### Task statement:
Extract each line bearing the word "십자가의".

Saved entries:

::::

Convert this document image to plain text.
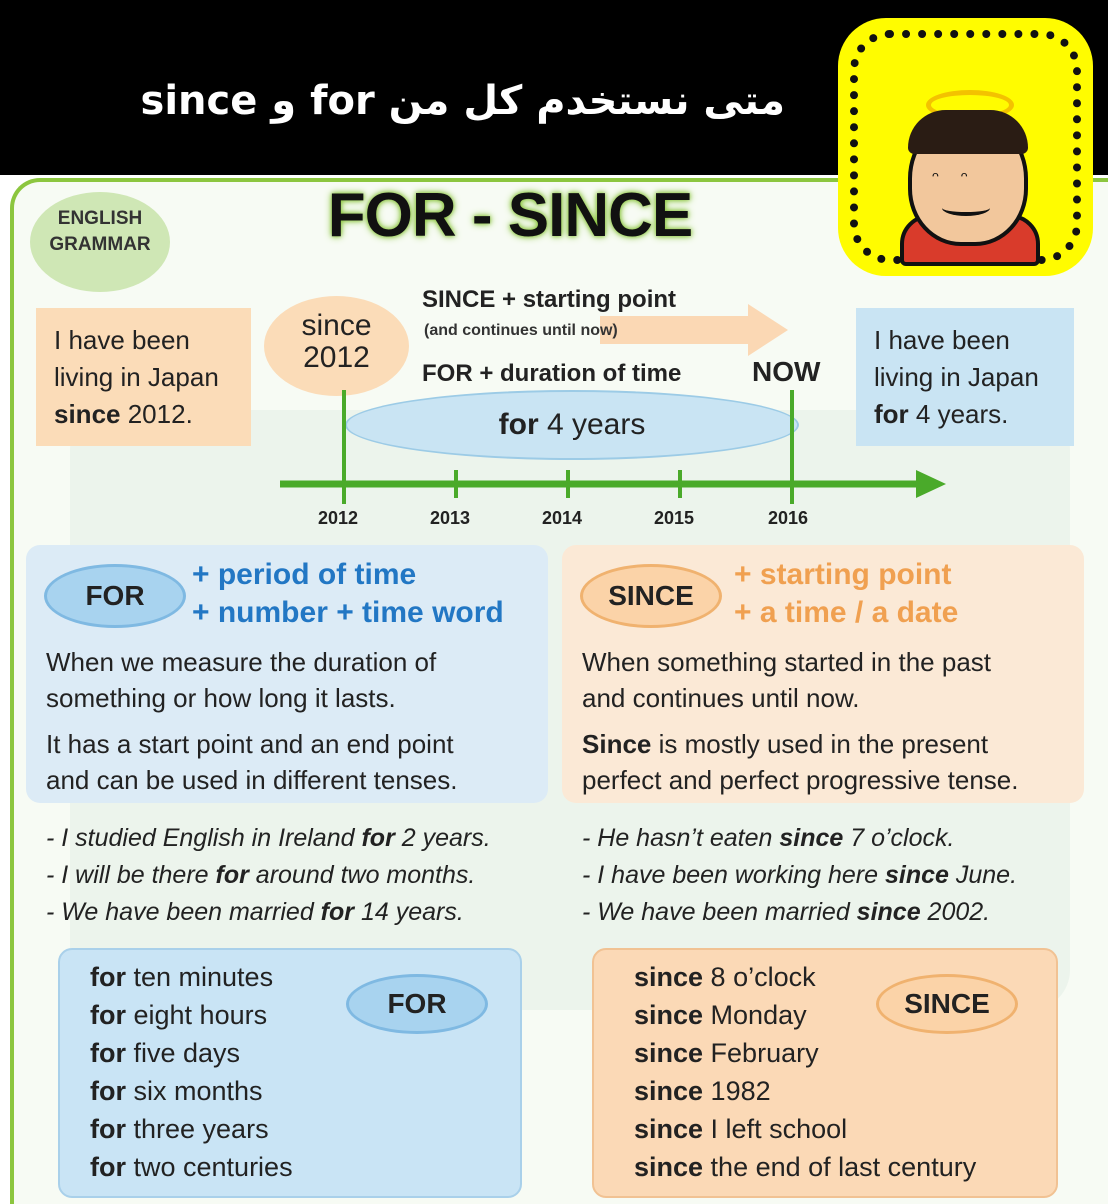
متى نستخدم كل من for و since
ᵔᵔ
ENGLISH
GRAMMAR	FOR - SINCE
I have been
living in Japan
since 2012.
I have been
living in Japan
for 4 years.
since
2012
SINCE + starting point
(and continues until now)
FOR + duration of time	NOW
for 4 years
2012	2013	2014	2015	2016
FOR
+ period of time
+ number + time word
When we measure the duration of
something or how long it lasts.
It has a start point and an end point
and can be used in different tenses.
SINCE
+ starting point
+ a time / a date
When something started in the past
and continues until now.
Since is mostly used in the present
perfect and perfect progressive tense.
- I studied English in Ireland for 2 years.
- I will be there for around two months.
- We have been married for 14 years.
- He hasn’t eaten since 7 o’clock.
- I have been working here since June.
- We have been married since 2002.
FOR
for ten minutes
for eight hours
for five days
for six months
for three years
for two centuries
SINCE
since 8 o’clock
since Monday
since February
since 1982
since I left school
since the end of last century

::::

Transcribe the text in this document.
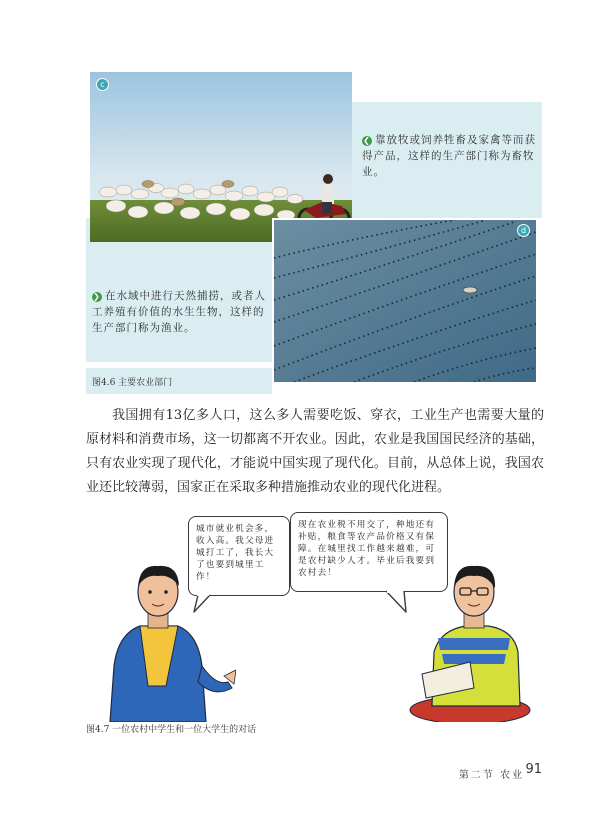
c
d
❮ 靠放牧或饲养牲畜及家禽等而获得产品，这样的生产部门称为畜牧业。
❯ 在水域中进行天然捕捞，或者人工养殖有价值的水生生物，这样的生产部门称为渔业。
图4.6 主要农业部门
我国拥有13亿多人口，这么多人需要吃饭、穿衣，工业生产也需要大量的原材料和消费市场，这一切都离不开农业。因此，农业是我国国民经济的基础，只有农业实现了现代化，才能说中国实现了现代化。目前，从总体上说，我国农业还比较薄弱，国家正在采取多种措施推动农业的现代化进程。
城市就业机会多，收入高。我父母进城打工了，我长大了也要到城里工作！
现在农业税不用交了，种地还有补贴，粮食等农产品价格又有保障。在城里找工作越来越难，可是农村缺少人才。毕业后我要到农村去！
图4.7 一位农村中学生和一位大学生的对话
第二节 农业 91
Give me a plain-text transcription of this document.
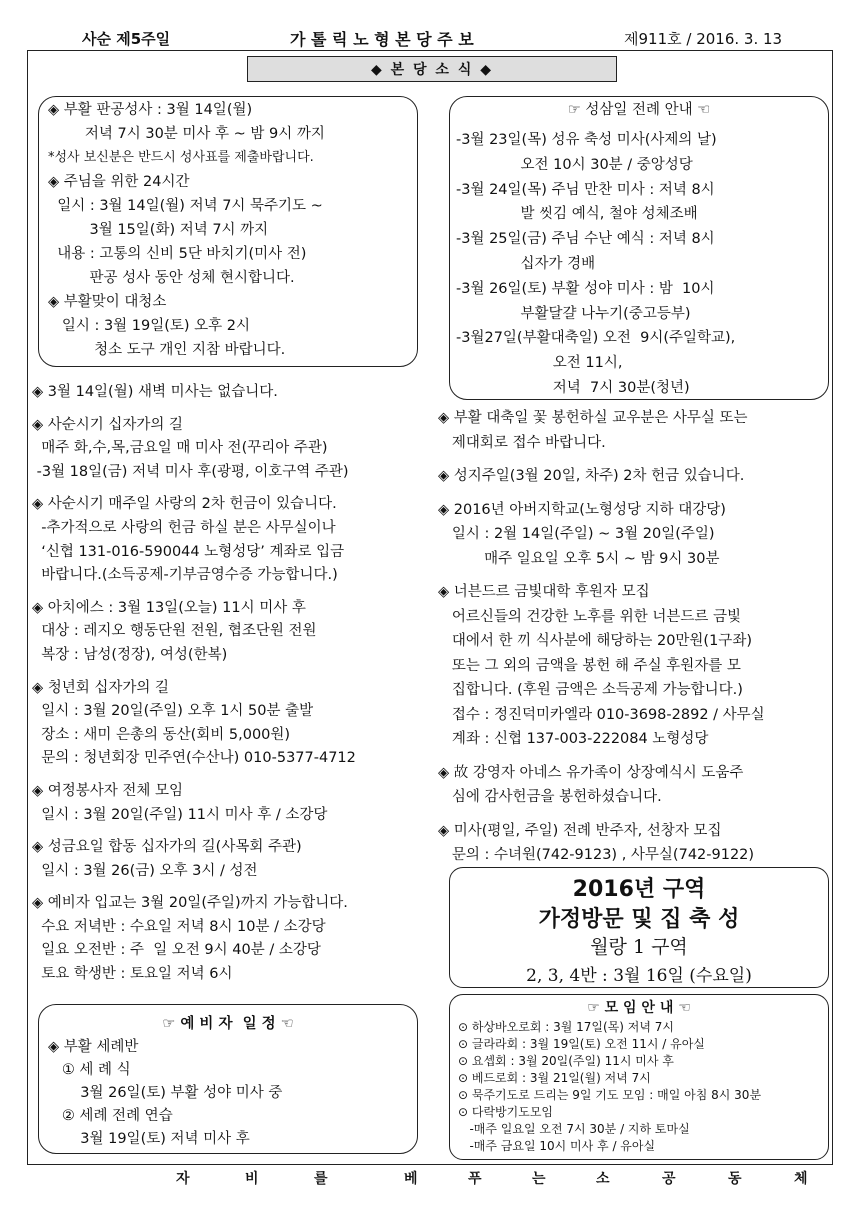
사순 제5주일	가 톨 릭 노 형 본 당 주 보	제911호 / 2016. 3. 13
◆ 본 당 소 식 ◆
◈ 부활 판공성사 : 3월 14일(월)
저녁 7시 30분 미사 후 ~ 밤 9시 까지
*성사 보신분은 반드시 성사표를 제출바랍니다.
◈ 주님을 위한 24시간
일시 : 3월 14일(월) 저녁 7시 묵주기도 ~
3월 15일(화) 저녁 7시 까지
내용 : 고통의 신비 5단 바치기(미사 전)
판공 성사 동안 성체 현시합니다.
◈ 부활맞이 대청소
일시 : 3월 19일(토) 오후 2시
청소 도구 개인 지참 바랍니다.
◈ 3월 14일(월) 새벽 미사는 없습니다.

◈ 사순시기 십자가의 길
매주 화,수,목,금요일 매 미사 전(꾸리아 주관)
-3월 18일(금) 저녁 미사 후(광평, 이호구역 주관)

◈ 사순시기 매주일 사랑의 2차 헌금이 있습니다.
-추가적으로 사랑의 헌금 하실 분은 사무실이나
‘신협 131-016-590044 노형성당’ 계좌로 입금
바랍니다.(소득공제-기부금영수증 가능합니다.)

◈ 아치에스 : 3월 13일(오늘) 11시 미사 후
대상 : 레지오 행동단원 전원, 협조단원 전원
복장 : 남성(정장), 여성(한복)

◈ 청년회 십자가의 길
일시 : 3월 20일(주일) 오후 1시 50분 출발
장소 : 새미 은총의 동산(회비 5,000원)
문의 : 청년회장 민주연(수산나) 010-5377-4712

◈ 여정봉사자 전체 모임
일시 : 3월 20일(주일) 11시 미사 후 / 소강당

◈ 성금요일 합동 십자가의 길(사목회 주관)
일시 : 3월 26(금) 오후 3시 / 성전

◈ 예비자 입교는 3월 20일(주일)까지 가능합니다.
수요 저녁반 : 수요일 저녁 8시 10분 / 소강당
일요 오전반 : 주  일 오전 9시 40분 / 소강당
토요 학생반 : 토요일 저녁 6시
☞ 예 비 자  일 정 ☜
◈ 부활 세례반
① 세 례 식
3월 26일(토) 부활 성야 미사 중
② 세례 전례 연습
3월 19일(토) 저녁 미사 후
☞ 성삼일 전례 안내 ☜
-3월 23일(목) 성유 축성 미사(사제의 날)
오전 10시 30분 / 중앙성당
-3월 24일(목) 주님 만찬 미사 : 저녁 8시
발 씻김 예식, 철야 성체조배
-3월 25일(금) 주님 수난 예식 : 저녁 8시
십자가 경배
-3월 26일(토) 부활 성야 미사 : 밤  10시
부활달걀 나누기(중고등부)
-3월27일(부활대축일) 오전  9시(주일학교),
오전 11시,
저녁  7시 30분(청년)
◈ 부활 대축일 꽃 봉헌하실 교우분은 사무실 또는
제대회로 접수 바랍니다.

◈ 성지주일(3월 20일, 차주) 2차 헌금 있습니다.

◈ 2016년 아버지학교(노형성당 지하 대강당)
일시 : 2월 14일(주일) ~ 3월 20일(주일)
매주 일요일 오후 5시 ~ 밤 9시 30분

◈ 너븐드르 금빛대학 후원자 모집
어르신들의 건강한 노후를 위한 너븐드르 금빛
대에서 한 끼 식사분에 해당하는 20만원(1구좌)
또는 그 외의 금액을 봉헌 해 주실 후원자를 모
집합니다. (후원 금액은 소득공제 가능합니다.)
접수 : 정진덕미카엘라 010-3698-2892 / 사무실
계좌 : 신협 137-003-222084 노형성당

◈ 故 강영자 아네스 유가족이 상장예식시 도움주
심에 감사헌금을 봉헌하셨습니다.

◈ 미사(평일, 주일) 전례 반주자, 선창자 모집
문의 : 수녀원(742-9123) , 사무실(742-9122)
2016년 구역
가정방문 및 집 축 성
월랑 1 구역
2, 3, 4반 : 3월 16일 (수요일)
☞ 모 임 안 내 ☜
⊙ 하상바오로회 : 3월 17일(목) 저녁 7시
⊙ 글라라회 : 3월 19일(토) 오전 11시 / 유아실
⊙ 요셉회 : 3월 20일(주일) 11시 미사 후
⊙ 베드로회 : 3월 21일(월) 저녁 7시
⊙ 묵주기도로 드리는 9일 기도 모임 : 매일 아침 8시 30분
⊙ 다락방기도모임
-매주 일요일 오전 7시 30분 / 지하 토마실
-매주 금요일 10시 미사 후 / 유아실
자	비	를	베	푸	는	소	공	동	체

::::

### Task result:
◈ 사순시기 십자가의 길
◈ 청년회 십자가의 길
◈ 성금요일 합동 십자가의 길(사목회 주관)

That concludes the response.